■ Short task: Everything in the listing except the pictures should be written out exactly.

Data entries for graphics:

--------------------------------------------------

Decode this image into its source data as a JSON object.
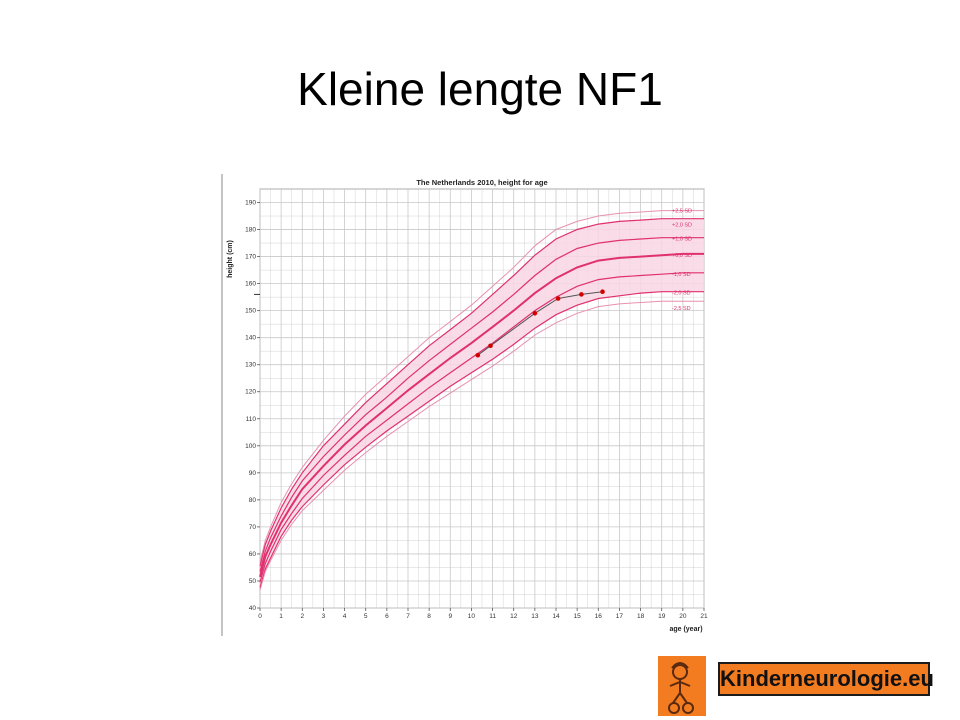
{
  "slide": {
    "title": "Kleine lengte NF1"
  },
  "logo": {
    "text": "Kinderneurologie.eu"
  },
  "colors": {
    "curve": "#e0306e",
    "curve_light": "#e890b0",
    "band_fill": "#f8d6e3",
    "patient": "#d40000",
    "grid": "#c8c8c8",
    "logo_bg": "#f47c20"
  },
  "chart_data": {
    "type": "line",
    "title": "The Netherlands 2010, height for age",
    "xlabel": "age (year)",
    "ylabel": "height (cm)",
    "xlim": [
      0,
      21
    ],
    "ylim": [
      40,
      195
    ],
    "x_ticks": [
      "0",
      "1",
      "2",
      "3",
      "4",
      "5",
      "6",
      "7",
      "8",
      "9",
      "10",
      "11",
      "12",
      "13",
      "14",
      "15",
      "16",
      "17",
      "18",
      "19",
      "20",
      "21"
    ],
    "y_ticks": [
      "40",
      "50",
      "60",
      "70",
      "80",
      "90",
      "100",
      "110",
      "120",
      "130",
      "140",
      "150",
      "160",
      "170",
      "180",
      "190"
    ],
    "x_minor_step": 0.5,
    "y_minor_step": 5,
    "grid": true,
    "shaded_band": [
      "-2,0 SD",
      "+2,0 SD"
    ],
    "x": [
      0,
      0.25,
      0.5,
      1,
      1.5,
      2,
      3,
      4,
      5,
      6,
      7,
      8,
      9,
      10,
      11,
      12,
      13,
      14,
      15,
      16,
      17,
      18,
      19,
      20,
      21
    ],
    "series": [
      {
        "name": "+2,5 SD",
        "values": [
          57,
          65,
          70,
          79,
          86,
          92,
          102,
          111,
          119,
          126,
          133,
          140,
          146,
          152,
          159,
          166,
          174,
          180,
          183,
          185,
          186,
          186.5,
          187,
          187,
          187
        ]
      },
      {
        "name": "+2,0 SD",
        "values": [
          55.5,
          63.5,
          68.5,
          77,
          84,
          90,
          100,
          108,
          116,
          123,
          130,
          137,
          143,
          149,
          156,
          163,
          170.5,
          176.5,
          180,
          182,
          183,
          183.5,
          184,
          184,
          184
        ]
      },
      {
        "name": "+1,0 SD",
        "values": [
          53.5,
          61,
          66,
          74,
          81,
          87,
          96,
          104,
          111.5,
          118,
          125,
          131.5,
          137.5,
          143.5,
          149.5,
          156,
          163,
          169,
          173,
          175,
          176,
          176.5,
          177,
          177,
          177
        ]
      },
      {
        "name": "+0,0 SD",
        "values": [
          51.5,
          59,
          63.5,
          71.5,
          78,
          84,
          92.5,
          100.5,
          107.5,
          114,
          120.5,
          126.5,
          132.5,
          138,
          144,
          150,
          156.5,
          162,
          166,
          168.5,
          169.5,
          170,
          170.5,
          171,
          171
        ]
      },
      {
        "name": "-1,0 SD",
        "values": [
          49.5,
          56.5,
          61,
          69,
          75,
          80.5,
          89,
          96.5,
          103.5,
          109.5,
          115.5,
          121.5,
          127,
          132.5,
          138,
          144,
          150,
          155,
          159,
          161.5,
          162.5,
          163,
          163.5,
          164,
          164
        ]
      },
      {
        "name": "-2,0 SD",
        "values": [
          47.5,
          54.5,
          58.5,
          66.5,
          72.5,
          77.5,
          85.5,
          93,
          99.5,
          105.5,
          111,
          116.5,
          122,
          127,
          132,
          137.5,
          143.5,
          148.5,
          152,
          154.5,
          155.5,
          156.5,
          157,
          157,
          157
        ]
      },
      {
        "name": "-2,5 SD",
        "values": [
          46.5,
          53.5,
          57.5,
          65,
          71,
          76,
          83.5,
          91,
          97.5,
          103.5,
          109,
          114.5,
          119.5,
          124.5,
          129.5,
          135,
          141,
          145.5,
          149,
          151.5,
          152.5,
          153,
          153.5,
          153.5,
          153.5
        ]
      }
    ],
    "patient": {
      "x": [
        10.3,
        10.9,
        13.0,
        14.1,
        15.2,
        16.2
      ],
      "y": [
        133.5,
        137,
        149,
        154.5,
        156,
        157
      ]
    },
    "target_height_marker": 156
  }
}
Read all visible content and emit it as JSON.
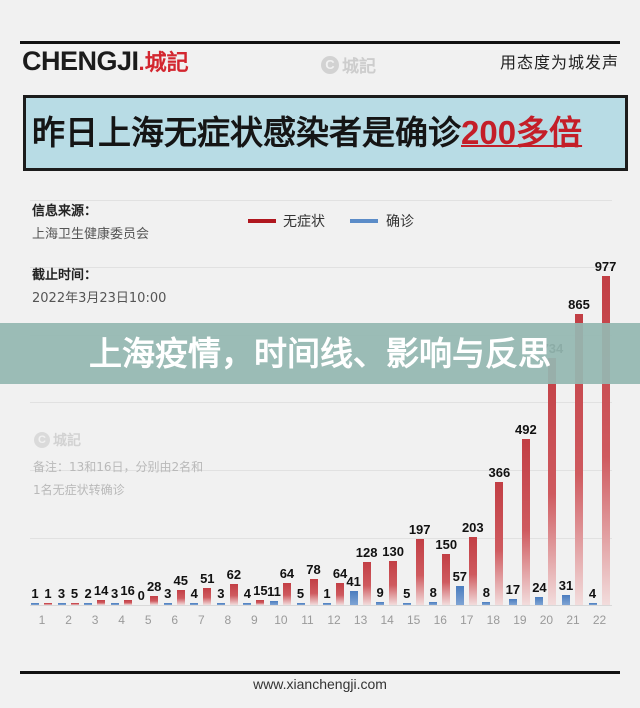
{
  "header": {
    "logo_text": "CHENGJI",
    "logo_cn": ".城記",
    "watermark_icon": "C",
    "watermark_text": "城記",
    "slogan": "用态度为城发声"
  },
  "title": {
    "main": "昨日上海无症状感染者是确诊",
    "highlight": "200多倍"
  },
  "info": {
    "source_label": "信息来源：",
    "source_value": "上海卫生健康委员会",
    "deadline_label": "截止时间：",
    "deadline_value": "2022年3月23日10:00"
  },
  "legend": [
    {
      "label": "无症状",
      "color": "#b0171f"
    },
    {
      "label": "确诊",
      "color": "#5b8cc8"
    }
  ],
  "banner": {
    "text": "上海疫情，时间线、影响与反思"
  },
  "notes": {
    "watermark_icon": "C",
    "watermark_text": "城記",
    "line1": "备注：13和16日，分别由2名和",
    "line2": "1名无症状转确诊"
  },
  "footer": {
    "url": "www.xianchengji.com"
  },
  "colors": {
    "background": "#f1f1f1",
    "title_box": "#b8dce5",
    "highlight": "#c41e28",
    "asymptomatic": "#c23f45",
    "confirmed": "#4f82c3",
    "banner": "#94b8b1"
  },
  "chart_data": {
    "type": "bar",
    "title": "昨日上海无症状感染者是确诊200多倍",
    "xlabel": "",
    "ylabel": "",
    "ylim": [
      0,
      1200
    ],
    "grid": true,
    "legend_position": "top",
    "categories": [
      "1",
      "2",
      "3",
      "4",
      "5",
      "6",
      "7",
      "8",
      "9",
      "10",
      "11",
      "12",
      "13",
      "14",
      "15",
      "16",
      "17",
      "18",
      "19",
      "20",
      "21",
      "22"
    ],
    "series": [
      {
        "name": "无症状",
        "key": "asymptomatic",
        "color": "#c23f45",
        "values": [
          1,
          5,
          14,
          16,
          28,
          45,
          51,
          62,
          15,
          64,
          78,
          64,
          128,
          130,
          197,
          150,
          203,
          366,
          492,
          734,
          865,
          977
        ]
      },
      {
        "name": "确诊",
        "key": "confirmed",
        "color": "#4f82c3",
        "values": [
          1,
          3,
          2,
          3,
          0,
          3,
          4,
          3,
          4,
          11,
          5,
          1,
          41,
          9,
          5,
          8,
          57,
          8,
          17,
          24,
          31,
          4
        ]
      }
    ]
  }
}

--------------------------------------------------

■ Output of the task:
Decode this image into its source data as a JSON object.
{
  "slide": {
    "title": "Kleine lengte NF1"
  },
  "logo": {
    "text": "Kinderneurologie.eu"
  },
  "colors": {
    "curve": "#e0306e",
    "curve_light": "#e890b0",
    "band_fill": "#f8d6e3",
    "patient": "#d40000",
    "grid": "#c8c8c8",
    "logo_bg": "#f47c20"
  },
  "chart_data": {
    "type": "line",
    "title": "The Netherlands 2010, height for age",
    "xlabel": "age (year)",
    "ylabel": "height (cm)",
    "xlim": [
      0,
      21
    ],
    "ylim": [
      40,
      195
    ],
    "x_ticks": [
      "0",
      "1",
      "2",
      "3",
      "4",
      "5",
      "6",
      "7",
      "8",
      "9",
      "10",
      "11",
      "12",
      "13",
      "14",
      "15",
      "16",
      "17",
      "18",
      "19",
      "20",
      "21"
    ],
    "y_ticks": [
      "40",
      "50",
      "60",
      "70",
      "80",
      "90",
      "100",
      "110",
      "120",
      "130",
      "140",
      "150",
      "160",
      "170",
      "180",
      "190"
    ],
    "x_minor_step": 0.5,
    "y_minor_step": 5,
    "grid": true,
    "shaded_band": [
      "-2,0 SD",
      "+2,0 SD"
    ],
    "x": [
      0,
      0.25,
      0.5,
      1,
      1.5,
      2,
      3,
      4,
      5,
      6,
      7,
      8,
      9,
      10,
      11,
      12,
      13,
      14,
      15,
      16,
      17,
      18,
      19,
      20,
      21
    ],
    "series": [
      {
        "name": "+2,5 SD",
        "values": [
          57,
          65,
          70,
          79,
          86,
          92,
          102,
          111,
          119,
          126,
          133,
          140,
          146,
          152,
          159,
          166,
          174,
          180,
          183,
          185,
          186,
          186.5,
          187,
          187,
          187
        ]
      },
      {
        "name": "+2,0 SD",
        "values": [
          55.5,
          63.5,
          68.5,
          77,
          84,
          90,
          100,
          108,
          116,
          123,
          130,
          137,
          143,
          149,
          156,
          163,
          170.5,
          176.5,
          180,
          182,
          183,
          183.5,
          184,
          184,
          184
        ]
      },
      {
        "name": "+1,0 SD",
        "values": [
          53.5,
          61,
          66,
          74,
          81,
          87,
          96,
          104,
          111.5,
          118,
          125,
          131.5,
          137.5,
          143.5,
          149.5,
          156,
          163,
          169,
          173,
          175,
          176,
          176.5,
          177,
          177,
          177
        ]
      },
      {
        "name": "+0,0 SD",
        "values": [
          51.5,
          59,
          63.5,
          71.5,
          78,
          84,
          92.5,
          100.5,
          107.5,
          114,
          120.5,
          126.5,
          132.5,
          138,
          144,
          150,
          156.5,
          162,
          166,
          168.5,
          169.5,
          170,
          170.5,
          171,
          171
        ]
      },
      {
        "name": "-1,0 SD",
        "values": [
          49.5,
          56.5,
          61,
          69,
          75,
          80.5,
          89,
          96.5,
          103.5,
          109.5,
          115.5,
          121.5,
          127,
          132.5,
          138,
          144,
          150,
          155,
          159,
          161.5,
          162.5,
          163,
          163.5,
          164,
          164
        ]
      },
      {
        "name": "-2,0 SD",
        "values": [
          47.5,
          54.5,
          58.5,
          66.5,
          72.5,
          77.5,
          85.5,
          93,
          99.5,
          105.5,
          111,
          116.5,
          122,
          127,
          132,
          137.5,
          143.5,
          148.5,
          152,
          154.5,
          155.5,
          156.5,
          157,
          157,
          157
        ]
      },
      {
        "name": "-2,5 SD",
        "values": [
          46.5,
          53.5,
          57.5,
          65,
          71,
          76,
          83.5,
          91,
          97.5,
          103.5,
          109,
          114.5,
          119.5,
          124.5,
          129.5,
          135,
          141,
          145.5,
          149,
          151.5,
          152.5,
          153,
          153.5,
          153.5,
          153.5
        ]
      }
    ],
    "patient": {
      "x": [
        10.3,
        10.9,
        13.0,
        14.1,
        15.2,
        16.2
      ],
      "y": [
        133.5,
        137,
        149,
        154.5,
        156,
        157
      ]
    },
    "target_height_marker": 156
  }
}
Read all visible content and emit it as JSON.
{
  "header": {
    "logo_text": "CHENGJI",
    "logo_cn": ".城記",
    "watermark_icon": "C",
    "watermark_text": "城記",
    "slogan": "用态度为城发声"
  },
  "title": {
    "main": "昨日上海无症状感染者是确诊",
    "highlight": "200多倍"
  },
  "info": {
    "source_label": "信息来源：",
    "source_value": "上海卫生健康委员会",
    "deadline_label": "截止时间：",
    "deadline_value": "2022年3月23日10:00"
  },
  "legend": [
    {
      "label": "无症状",
      "color": "#b0171f"
    },
    {
      "label": "确诊",
      "color": "#5b8cc8"
    }
  ],
  "banner": {
    "text": "上海疫情，时间线、影响与反思"
  },
  "notes": {
    "watermark_icon": "C",
    "watermark_text": "城記",
    "line1": "备注：13和16日，分别由2名和",
    "line2": "1名无症状转确诊"
  },
  "footer": {
    "url": "www.xianchengji.com"
  },
  "colors": {
    "background": "#f1f1f1",
    "title_box": "#b8dce5",
    "highlight": "#c41e28",
    "asymptomatic": "#c23f45",
    "confirmed": "#4f82c3",
    "banner": "#94b8b1"
  },
  "chart_data": {
    "type": "bar",
    "title": "昨日上海无症状感染者是确诊200多倍",
    "xlabel": "",
    "ylabel": "",
    "ylim": [
      0,
      1200
    ],
    "grid": true,
    "legend_position": "top",
    "categories": [
      "1",
      "2",
      "3",
      "4",
      "5",
      "6",
      "7",
      "8",
      "9",
      "10",
      "11",
      "12",
      "13",
      "14",
      "15",
      "16",
      "17",
      "18",
      "19",
      "20",
      "21",
      "22"
    ],
    "series": [
      {
        "name": "无症状",
        "key": "asymptomatic",
        "color": "#c23f45",
        "values": [
          1,
          5,
          14,
          16,
          28,
          45,
          51,
          62,
          15,
          64,
          78,
          64,
          128,
          130,
          197,
          150,
          203,
          366,
          492,
          734,
          865,
          977
        ]
      },
      {
        "name": "确诊",
        "key": "confirmed",
        "color": "#4f82c3",
        "values": [
          1,
          3,
          2,
          3,
          0,
          3,
          4,
          3,
          4,
          11,
          5,
          1,
          41,
          9,
          5,
          8,
          57,
          8,
          17,
          24,
          31,
          4
        ]
      }
    ]
  }
}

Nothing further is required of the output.